### Collection entries
=====
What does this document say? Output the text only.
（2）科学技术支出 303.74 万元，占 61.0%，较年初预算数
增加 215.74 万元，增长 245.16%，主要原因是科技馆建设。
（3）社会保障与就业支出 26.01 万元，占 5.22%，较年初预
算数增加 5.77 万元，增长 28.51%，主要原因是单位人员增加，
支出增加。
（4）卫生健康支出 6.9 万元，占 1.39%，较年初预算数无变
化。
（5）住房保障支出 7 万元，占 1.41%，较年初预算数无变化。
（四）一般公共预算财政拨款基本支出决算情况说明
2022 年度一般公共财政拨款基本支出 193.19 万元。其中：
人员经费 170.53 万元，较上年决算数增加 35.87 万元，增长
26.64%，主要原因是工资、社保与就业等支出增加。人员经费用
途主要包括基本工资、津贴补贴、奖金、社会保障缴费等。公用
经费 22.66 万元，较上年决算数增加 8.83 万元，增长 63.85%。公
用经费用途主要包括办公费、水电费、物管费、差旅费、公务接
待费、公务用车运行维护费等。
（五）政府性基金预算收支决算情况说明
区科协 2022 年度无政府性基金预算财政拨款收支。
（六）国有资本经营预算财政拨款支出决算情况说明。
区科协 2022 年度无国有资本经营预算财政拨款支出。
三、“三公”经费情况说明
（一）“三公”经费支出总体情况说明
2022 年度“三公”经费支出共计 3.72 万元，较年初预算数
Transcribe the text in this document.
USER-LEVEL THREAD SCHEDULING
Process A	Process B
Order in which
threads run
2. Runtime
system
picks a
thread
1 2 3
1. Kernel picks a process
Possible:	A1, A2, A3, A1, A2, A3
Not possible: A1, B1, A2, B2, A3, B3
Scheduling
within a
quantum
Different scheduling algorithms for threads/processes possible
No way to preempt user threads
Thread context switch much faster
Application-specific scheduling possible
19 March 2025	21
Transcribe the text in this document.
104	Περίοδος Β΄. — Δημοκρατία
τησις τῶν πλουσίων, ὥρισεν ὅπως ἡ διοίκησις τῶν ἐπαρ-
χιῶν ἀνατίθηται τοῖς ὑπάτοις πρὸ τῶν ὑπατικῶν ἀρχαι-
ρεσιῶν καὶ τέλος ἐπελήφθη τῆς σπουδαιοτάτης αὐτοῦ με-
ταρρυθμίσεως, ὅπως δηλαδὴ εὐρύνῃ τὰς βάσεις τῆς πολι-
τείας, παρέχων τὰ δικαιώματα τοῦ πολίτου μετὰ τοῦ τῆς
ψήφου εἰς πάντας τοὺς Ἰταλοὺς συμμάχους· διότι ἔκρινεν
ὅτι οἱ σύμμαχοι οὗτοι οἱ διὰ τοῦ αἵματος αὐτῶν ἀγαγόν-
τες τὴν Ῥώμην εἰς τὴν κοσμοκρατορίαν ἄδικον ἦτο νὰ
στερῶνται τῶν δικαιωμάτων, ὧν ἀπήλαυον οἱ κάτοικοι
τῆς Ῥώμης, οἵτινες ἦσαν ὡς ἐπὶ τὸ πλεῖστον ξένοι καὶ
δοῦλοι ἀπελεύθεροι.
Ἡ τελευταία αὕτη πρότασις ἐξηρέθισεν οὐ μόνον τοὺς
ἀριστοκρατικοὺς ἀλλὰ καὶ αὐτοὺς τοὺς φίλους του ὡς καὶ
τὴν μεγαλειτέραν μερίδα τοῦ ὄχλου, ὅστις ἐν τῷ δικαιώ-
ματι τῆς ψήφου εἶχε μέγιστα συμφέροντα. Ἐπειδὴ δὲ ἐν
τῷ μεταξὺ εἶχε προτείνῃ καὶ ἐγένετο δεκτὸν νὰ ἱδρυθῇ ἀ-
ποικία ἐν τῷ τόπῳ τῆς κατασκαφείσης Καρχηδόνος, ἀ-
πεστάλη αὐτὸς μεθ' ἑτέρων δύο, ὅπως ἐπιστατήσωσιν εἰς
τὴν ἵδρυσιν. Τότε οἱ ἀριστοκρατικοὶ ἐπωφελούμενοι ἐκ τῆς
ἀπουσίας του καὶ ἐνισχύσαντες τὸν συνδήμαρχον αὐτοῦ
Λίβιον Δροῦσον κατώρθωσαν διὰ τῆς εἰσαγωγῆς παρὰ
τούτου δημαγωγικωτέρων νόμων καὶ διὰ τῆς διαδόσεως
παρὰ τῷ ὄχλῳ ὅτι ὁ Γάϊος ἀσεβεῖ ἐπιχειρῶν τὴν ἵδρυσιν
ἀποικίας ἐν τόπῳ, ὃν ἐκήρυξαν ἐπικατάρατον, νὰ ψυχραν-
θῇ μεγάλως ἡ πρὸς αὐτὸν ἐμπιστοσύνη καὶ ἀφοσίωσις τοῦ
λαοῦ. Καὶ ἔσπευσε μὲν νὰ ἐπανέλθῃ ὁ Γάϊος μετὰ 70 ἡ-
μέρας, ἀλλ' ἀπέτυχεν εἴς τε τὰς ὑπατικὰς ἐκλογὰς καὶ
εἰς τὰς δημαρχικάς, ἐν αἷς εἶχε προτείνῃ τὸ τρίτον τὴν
=====
### WHAT TO WORK ON
Retype every record above exactly as it appears.

### WRITTEN ANSWER
What does this document say? Output the text only.
（2）科学技术支出 303.74 万元，占 61.0%，较年初预算数
增加 215.74 万元，增长 245.16%，主要原因是科技馆建设。
（3）社会保障与就业支出 26.01 万元，占 5.22%，较年初预
算数增加 5.77 万元，增长 28.51%，主要原因是单位人员增加，
支出增加。
（4）卫生健康支出 6.9 万元，占 1.39%，较年初预算数无变
化。
（5）住房保障支出 7 万元，占 1.41%，较年初预算数无变化。
（四）一般公共预算财政拨款基本支出决算情况说明
2022 年度一般公共财政拨款基本支出 193.19 万元。其中：
人员经费 170.53 万元，较上年决算数增加 35.87 万元，增长
26.64%，主要原因是工资、社保与就业等支出增加。人员经费用
途主要包括基本工资、津贴补贴、奖金、社会保障缴费等。公用
经费 22.66 万元，较上年决算数增加 8.83 万元，增长 63.85%。公
用经费用途主要包括办公费、水电费、物管费、差旅费、公务接
待费、公务用车运行维护费等。
（五）政府性基金预算收支决算情况说明
区科协 2022 年度无政府性基金预算财政拨款收支。
（六）国有资本经营预算财政拨款支出决算情况说明。
区科协 2022 年度无国有资本经营预算财政拨款支出。
三、“三公”经费情况说明
（一）“三公”经费支出总体情况说明
2022 年度“三公”经费支出共计 3.72 万元，较年初预算数
Transcribe the text in this document.
USER-LEVEL THREAD SCHEDULING
Process A	Process B
Order in which
threads run
2. Runtime
system
picks a
thread
1 2 3
1. Kernel picks a process
Possible:	A1, A2, A3, A1, A2, A3
Not possible: A1, B1, A2, B2, A3, B3
Scheduling
within a
quantum
Different scheduling algorithms for threads/processes possible
No way to preempt user threads
Thread context switch much faster
Application-specific scheduling possible
19 March 2025	21
Transcribe the text in this document.
104	Περίοδος Β΄. — Δημοκρατία
τησις τῶν πλουσίων, ὥρισεν ὅπως ἡ διοίκησις τῶν ἐπαρ-
χιῶν ἀνατίθηται τοῖς ὑπάτοις πρὸ τῶν ὑπατικῶν ἀρχαι-
ρεσιῶν καὶ τέλος ἐπελήφθη τῆς σπουδαιοτάτης αὐτοῦ με-
ταρρυθμίσεως, ὅπως δηλαδὴ εὐρύνῃ τὰς βάσεις τῆς πολι-
τείας, παρέχων τὰ δικαιώματα τοῦ πολίτου μετὰ τοῦ τῆς
ψήφου εἰς πάντας τοὺς Ἰταλοὺς συμμάχους· διότι ἔκρινεν
ὅτι οἱ σύμμαχοι οὗτοι οἱ διὰ τοῦ αἵματος αὐτῶν ἀγαγόν-
τες τὴν Ῥώμην εἰς τὴν κοσμοκρατορίαν ἄδικον ἦτο νὰ
στερῶνται τῶν δικαιωμάτων, ὧν ἀπήλαυον οἱ κάτοικοι
τῆς Ῥώμης, οἵτινες ἦσαν ὡς ἐπὶ τὸ πλεῖστον ξένοι καὶ
δοῦλοι ἀπελεύθεροι.
Ἡ τελευταία αὕτη πρότασις ἐξηρέθισεν οὐ μόνον τοὺς
ἀριστοκρατικοὺς ἀλλὰ καὶ αὐτοὺς τοὺς φίλους του ὡς καὶ
τὴν μεγαλειτέραν μερίδα τοῦ ὄχλου, ὅστις ἐν τῷ δικαιώ-
ματι τῆς ψήφου εἶχε μέγιστα συμφέροντα. Ἐπειδὴ δὲ ἐν
τῷ μεταξὺ εἶχε προτείνῃ καὶ ἐγένετο δεκτὸν νὰ ἱδρυθῇ ἀ-
ποικία ἐν τῷ τόπῳ τῆς κατασκαφείσης Καρχηδόνος, ἀ-
πεστάλη αὐτὸς μεθ' ἑτέρων δύο, ὅπως ἐπιστατήσωσιν εἰς
τὴν ἵδρυσιν. Τότε οἱ ἀριστοκρατικοὶ ἐπωφελούμενοι ἐκ τῆς
ἀπουσίας του καὶ ἐνισχύσαντες τὸν συνδήμαρχον αὐτοῦ
Λίβιον Δροῦσον κατώρθωσαν διὰ τῆς εἰσαγωγῆς παρὰ
τούτου δημαγωγικωτέρων νόμων καὶ διὰ τῆς διαδόσεως
παρὰ τῷ ὄχλῳ ὅτι ὁ Γάϊος ἀσεβεῖ ἐπιχειρῶν τὴν ἵδρυσιν
ἀποικίας ἐν τόπῳ, ὃν ἐκήρυξαν ἐπικατάρατον, νὰ ψυχραν-
θῇ μεγάλως ἡ πρὸς αὐτὸν ἐμπιστοσύνη καὶ ἀφοσίωσις τοῦ
λαοῦ. Καὶ ἔσπευσε μὲν νὰ ἐπανέλθῃ ὁ Γάϊος μετὰ 70 ἡ-
μέρας, ἀλλ' ἀπέτυχεν εἴς τε τὰς ὑπατικὰς ἐκλογὰς καὶ
εἰς τὰς δημαρχικάς, ἐν αἷς εἶχε προτείνῃ τὸ τρίτον τὴν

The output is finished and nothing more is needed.